What you should do: Tally the lines in these records that hold the string "amputation", and reply with the number alone.

(Records excerpted from a collection)
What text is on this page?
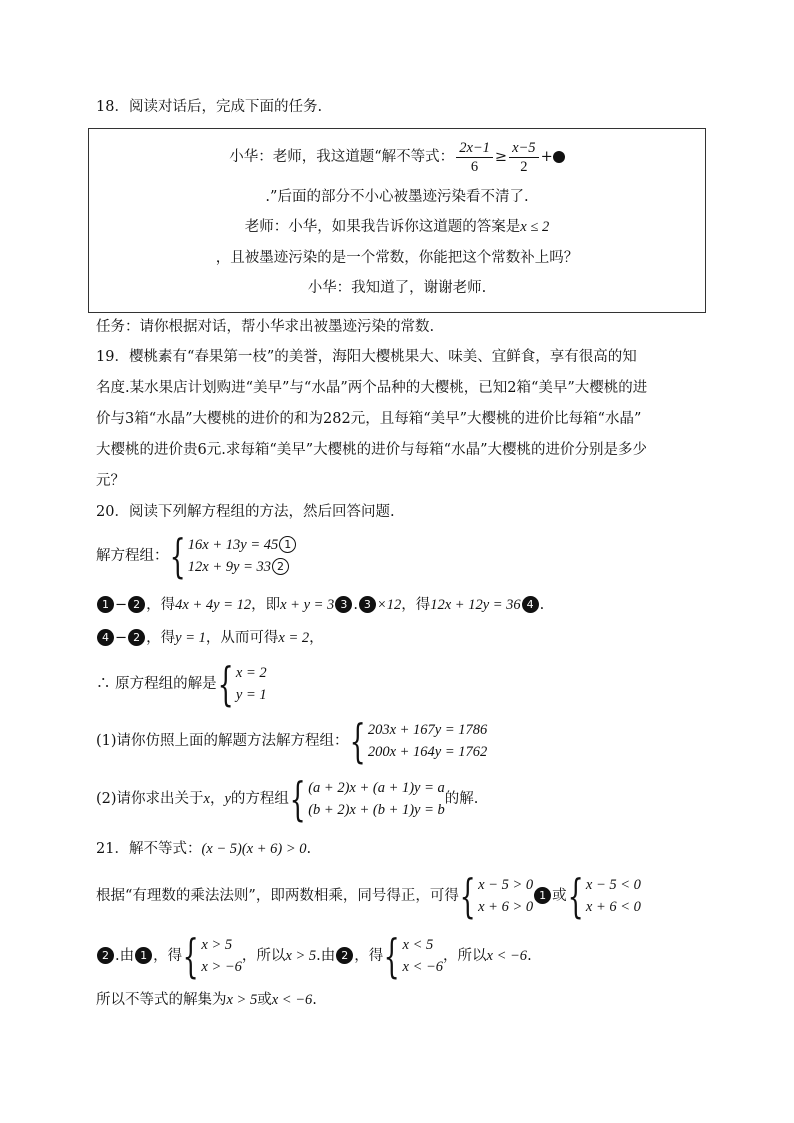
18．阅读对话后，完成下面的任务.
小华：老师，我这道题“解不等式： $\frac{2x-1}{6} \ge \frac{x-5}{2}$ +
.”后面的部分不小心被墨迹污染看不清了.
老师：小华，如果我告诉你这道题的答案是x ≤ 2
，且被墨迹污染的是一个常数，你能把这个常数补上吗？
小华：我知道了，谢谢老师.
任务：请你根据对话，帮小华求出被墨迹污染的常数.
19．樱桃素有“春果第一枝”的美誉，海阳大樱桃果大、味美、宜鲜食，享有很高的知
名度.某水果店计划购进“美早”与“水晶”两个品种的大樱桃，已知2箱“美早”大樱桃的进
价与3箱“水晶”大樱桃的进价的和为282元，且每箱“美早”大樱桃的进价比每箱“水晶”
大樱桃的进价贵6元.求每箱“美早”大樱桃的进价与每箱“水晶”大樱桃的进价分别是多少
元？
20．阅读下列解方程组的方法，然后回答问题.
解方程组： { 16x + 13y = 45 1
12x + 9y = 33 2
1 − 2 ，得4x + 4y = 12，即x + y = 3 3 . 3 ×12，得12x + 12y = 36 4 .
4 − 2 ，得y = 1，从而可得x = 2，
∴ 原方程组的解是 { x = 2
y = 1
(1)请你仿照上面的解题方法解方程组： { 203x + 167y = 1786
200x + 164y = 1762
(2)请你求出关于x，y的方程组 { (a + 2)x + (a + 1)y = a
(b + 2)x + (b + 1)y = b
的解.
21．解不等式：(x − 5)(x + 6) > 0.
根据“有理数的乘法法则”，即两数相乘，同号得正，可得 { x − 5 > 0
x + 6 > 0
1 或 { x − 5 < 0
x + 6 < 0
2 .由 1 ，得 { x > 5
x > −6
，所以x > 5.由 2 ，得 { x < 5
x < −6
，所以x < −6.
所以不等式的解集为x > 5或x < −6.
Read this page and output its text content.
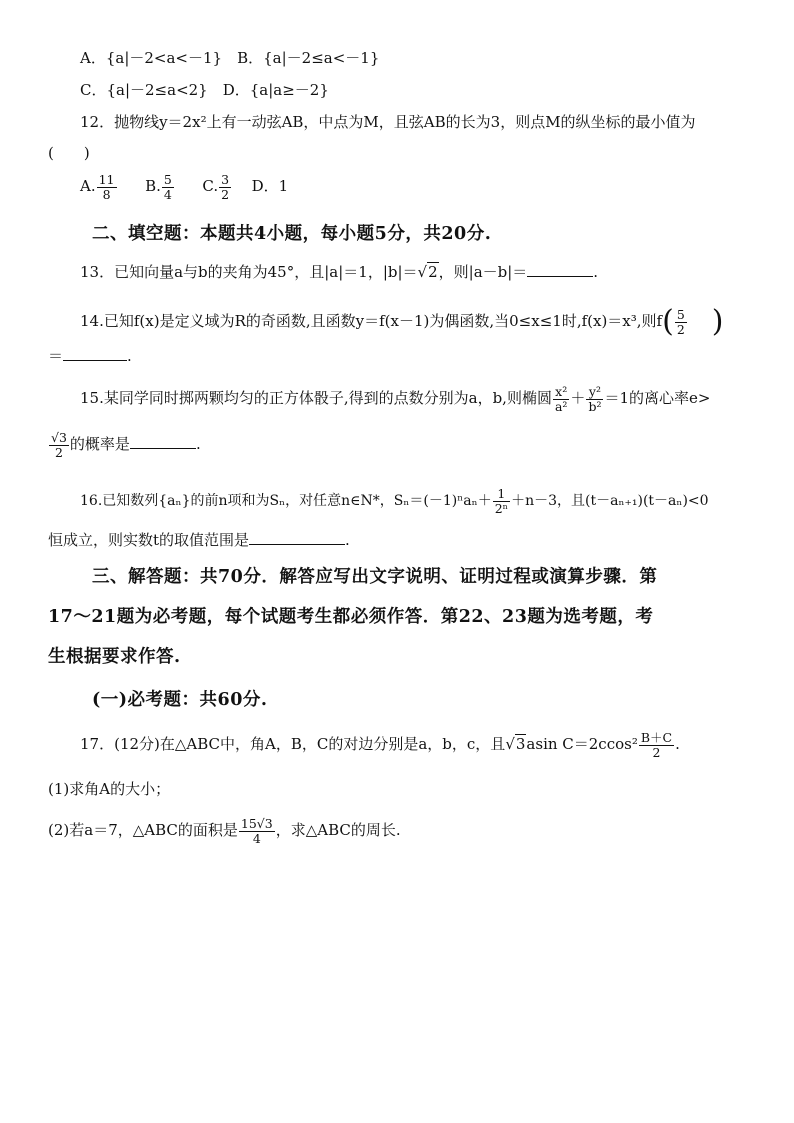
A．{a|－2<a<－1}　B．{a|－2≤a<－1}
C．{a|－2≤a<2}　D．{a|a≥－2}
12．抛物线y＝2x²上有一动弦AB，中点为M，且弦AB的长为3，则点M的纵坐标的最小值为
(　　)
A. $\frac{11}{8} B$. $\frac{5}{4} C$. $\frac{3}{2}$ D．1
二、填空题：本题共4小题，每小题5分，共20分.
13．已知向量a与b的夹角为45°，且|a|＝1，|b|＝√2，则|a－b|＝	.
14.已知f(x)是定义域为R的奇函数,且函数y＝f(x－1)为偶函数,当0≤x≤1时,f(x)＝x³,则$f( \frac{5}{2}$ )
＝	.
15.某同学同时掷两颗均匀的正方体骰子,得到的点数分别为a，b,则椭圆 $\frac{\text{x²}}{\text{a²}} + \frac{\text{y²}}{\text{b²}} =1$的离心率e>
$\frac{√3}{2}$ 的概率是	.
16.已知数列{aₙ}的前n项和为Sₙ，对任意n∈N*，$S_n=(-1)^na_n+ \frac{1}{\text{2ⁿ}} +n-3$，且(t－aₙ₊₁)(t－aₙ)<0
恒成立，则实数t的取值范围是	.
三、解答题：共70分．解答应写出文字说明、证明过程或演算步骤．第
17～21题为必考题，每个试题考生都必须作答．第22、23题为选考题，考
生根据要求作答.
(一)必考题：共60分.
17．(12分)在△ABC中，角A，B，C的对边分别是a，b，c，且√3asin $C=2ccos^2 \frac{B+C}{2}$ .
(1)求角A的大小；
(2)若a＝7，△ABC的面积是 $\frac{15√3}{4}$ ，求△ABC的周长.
---
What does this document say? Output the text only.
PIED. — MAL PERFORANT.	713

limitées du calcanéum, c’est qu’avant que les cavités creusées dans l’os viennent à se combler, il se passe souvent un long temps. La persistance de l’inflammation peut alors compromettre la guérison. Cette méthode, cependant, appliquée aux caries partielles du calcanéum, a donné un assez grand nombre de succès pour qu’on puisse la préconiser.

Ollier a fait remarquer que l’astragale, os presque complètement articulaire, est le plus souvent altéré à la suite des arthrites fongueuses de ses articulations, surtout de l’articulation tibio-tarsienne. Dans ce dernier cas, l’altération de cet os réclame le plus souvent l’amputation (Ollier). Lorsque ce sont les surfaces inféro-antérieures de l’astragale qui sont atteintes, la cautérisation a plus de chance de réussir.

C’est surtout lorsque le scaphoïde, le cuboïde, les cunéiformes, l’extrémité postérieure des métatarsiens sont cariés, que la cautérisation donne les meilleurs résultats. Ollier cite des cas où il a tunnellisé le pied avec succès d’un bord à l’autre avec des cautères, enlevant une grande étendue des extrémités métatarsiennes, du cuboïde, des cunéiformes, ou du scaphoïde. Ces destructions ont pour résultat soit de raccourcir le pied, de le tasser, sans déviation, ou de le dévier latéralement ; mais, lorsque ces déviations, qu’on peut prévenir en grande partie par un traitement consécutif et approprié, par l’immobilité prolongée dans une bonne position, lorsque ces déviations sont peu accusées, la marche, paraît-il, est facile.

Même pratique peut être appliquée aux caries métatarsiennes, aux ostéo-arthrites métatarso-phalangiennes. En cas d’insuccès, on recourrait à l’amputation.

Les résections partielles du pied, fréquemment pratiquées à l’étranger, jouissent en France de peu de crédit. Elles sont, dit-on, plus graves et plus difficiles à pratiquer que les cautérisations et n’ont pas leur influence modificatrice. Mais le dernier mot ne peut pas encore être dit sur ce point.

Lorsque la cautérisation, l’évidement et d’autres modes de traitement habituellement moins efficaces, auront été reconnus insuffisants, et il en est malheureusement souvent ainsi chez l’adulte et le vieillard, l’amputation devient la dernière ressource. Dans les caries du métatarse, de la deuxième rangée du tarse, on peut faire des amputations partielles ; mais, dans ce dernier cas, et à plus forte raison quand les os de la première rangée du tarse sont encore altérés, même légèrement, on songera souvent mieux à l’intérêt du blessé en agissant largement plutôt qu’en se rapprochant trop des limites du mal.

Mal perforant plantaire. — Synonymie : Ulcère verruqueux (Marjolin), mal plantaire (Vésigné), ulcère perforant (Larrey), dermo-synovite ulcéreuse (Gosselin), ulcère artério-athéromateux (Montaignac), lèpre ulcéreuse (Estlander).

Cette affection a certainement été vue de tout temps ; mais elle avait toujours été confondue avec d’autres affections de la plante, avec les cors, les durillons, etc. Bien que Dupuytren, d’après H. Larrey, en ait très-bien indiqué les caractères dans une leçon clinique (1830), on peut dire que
...
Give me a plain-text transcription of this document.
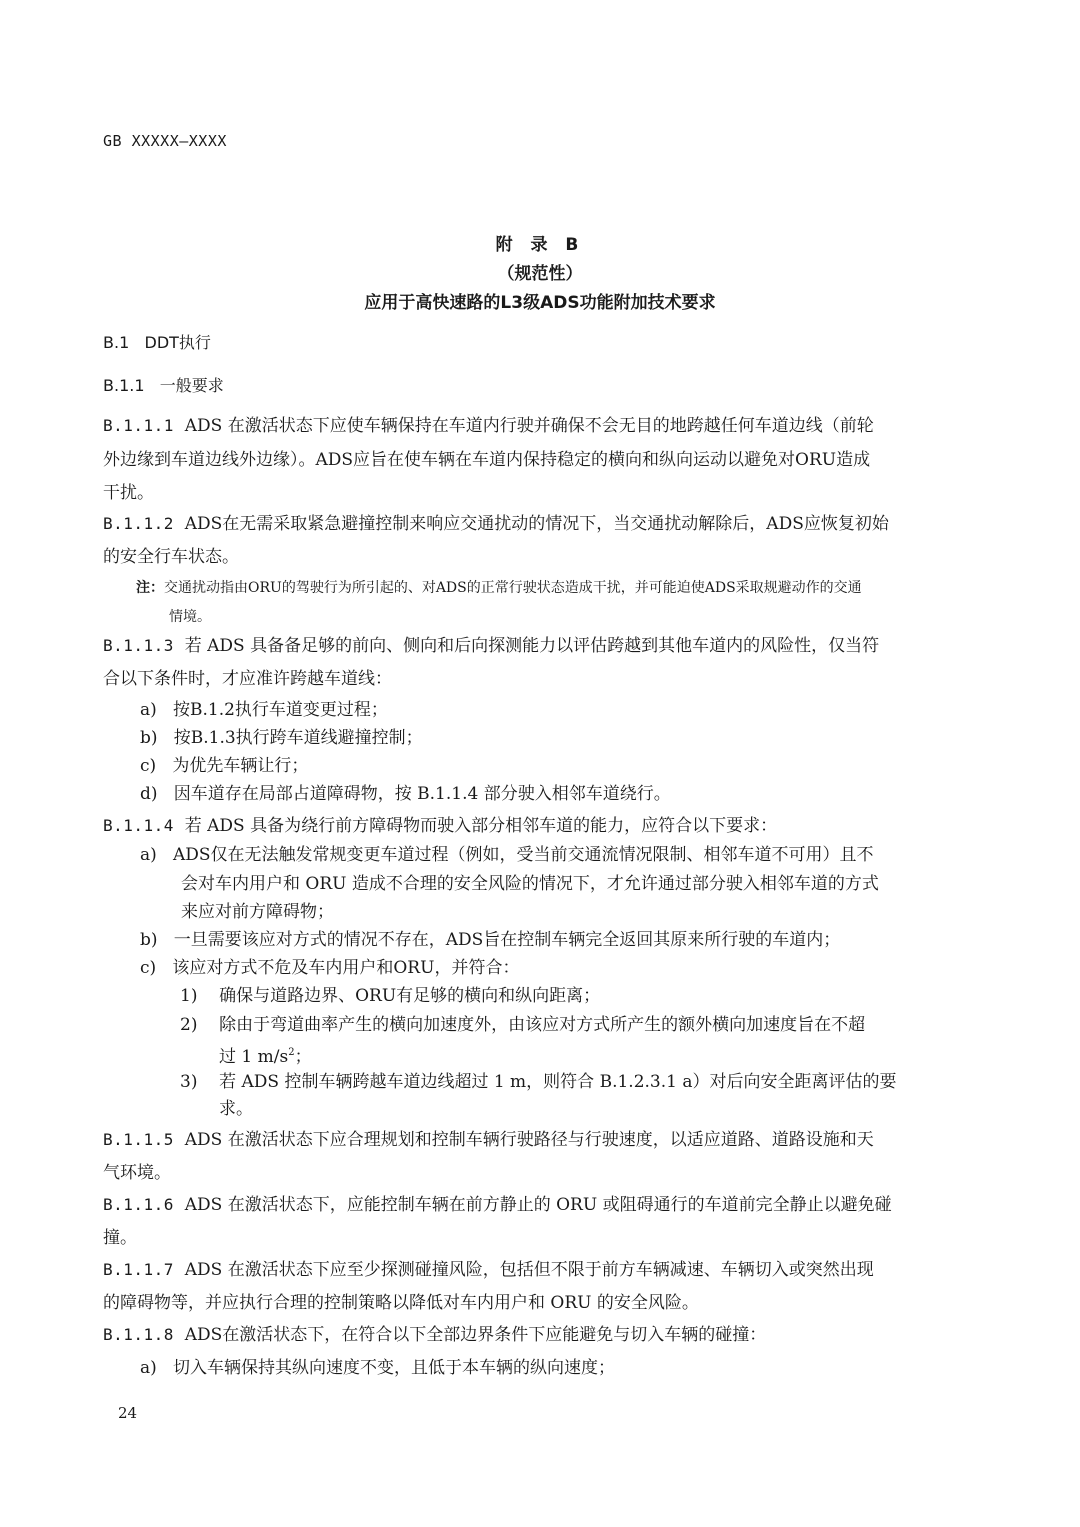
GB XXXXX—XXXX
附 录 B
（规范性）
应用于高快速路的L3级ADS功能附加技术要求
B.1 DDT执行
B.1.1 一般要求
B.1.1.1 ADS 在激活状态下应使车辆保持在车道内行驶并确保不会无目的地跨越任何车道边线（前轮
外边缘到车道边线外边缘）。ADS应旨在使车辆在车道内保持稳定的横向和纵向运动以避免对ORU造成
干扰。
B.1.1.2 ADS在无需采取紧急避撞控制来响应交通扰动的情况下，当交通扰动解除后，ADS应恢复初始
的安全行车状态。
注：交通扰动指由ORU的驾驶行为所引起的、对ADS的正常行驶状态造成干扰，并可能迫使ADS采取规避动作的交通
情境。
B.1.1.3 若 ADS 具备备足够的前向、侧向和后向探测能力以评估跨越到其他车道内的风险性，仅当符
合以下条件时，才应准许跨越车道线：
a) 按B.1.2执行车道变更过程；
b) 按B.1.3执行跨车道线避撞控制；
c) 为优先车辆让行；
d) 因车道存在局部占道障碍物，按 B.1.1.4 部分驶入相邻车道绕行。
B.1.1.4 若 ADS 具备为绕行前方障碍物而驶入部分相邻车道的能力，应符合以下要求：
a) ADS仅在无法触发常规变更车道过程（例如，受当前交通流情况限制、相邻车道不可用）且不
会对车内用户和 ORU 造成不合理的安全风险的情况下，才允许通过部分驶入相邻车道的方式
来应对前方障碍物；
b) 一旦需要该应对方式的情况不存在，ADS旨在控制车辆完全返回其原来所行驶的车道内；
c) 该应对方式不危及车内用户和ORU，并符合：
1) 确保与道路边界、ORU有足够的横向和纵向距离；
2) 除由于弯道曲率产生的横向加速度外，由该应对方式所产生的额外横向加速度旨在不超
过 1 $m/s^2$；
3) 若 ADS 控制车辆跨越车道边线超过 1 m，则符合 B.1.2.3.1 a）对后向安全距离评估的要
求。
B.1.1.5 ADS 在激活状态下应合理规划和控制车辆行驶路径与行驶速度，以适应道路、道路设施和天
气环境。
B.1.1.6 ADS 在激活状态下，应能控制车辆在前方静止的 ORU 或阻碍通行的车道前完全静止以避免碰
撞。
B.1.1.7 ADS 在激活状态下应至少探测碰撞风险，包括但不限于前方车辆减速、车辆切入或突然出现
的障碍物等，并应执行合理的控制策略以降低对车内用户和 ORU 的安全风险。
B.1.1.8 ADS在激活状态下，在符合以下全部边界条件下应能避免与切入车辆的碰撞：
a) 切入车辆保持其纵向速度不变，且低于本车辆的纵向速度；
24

The solution: 3